>> start Records for this exercise

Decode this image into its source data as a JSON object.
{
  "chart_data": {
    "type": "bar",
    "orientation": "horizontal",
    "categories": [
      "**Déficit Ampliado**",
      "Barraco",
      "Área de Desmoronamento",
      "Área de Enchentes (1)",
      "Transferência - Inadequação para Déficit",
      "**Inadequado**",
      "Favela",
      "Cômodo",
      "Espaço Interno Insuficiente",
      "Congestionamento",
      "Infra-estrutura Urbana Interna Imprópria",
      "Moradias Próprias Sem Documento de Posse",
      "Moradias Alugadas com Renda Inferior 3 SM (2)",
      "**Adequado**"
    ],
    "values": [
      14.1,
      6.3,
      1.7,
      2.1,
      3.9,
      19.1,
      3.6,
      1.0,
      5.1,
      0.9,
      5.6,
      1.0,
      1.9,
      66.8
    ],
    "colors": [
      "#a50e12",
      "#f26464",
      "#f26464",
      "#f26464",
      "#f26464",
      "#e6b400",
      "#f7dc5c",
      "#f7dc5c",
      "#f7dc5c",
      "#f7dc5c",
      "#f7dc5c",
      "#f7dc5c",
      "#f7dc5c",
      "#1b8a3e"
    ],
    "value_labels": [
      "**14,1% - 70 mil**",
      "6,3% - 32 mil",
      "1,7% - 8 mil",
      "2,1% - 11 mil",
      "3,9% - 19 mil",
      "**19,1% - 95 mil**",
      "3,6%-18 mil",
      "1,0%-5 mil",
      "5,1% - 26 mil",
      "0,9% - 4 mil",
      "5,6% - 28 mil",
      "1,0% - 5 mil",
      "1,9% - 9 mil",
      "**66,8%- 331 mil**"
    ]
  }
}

>> end Records for this exercise

Exact copies of all the records are required.

Decode this image into its source data as a JSON object.
{
  "chart_data": {
    "type": "bar",
    "orientation": "horizontal",
    "categories": [
      "**Déficit Ampliado**",
      "Barraco",
      "Área de Desmoronamento",
      "Área de Enchentes (1)",
      "Transferência - Inadequação para Déficit",
      "**Inadequado**",
      "Favela",
      "Cômodo",
      "Espaço Interno Insuficiente",
      "Congestionamento",
      "Infra-estrutura Urbana Interna Imprópria",
      "Moradias Próprias Sem Documento de Posse",
      "Moradias Alugadas com Renda Inferior 3 SM (2)",
      "**Adequado**"
    ],
    "values": [
      14.1,
      6.3,
      1.7,
      2.1,
      3.9,
      19.1,
      3.6,
      1.0,
      5.1,
      0.9,
      5.6,
      1.0,
      1.9,
      66.8
    ],
    "colors": [
      "#a50e12",
      "#f26464",
      "#f26464",
      "#f26464",
      "#f26464",
      "#e6b400",
      "#f7dc5c",
      "#f7dc5c",
      "#f7dc5c",
      "#f7dc5c",
      "#f7dc5c",
      "#f7dc5c",
      "#f7dc5c",
      "#1b8a3e"
    ],
    "value_labels": [
      "**14,1% - 70 mil**",
      "6,3% - 32 mil",
      "1,7% - 8 mil",
      "2,1% - 11 mil",
      "3,9% - 19 mil",
      "**19,1% - 95 mil**",
      "3,6%-18 mil",
      "1,0%-5 mil",
      "5,1% - 26 mil",
      "0,9% - 4 mil",
      "5,6% - 28 mil",
      "1,0% - 5 mil",
      "1,9% - 9 mil",
      "**66,8%- 331 mil**"
    ]
  }
}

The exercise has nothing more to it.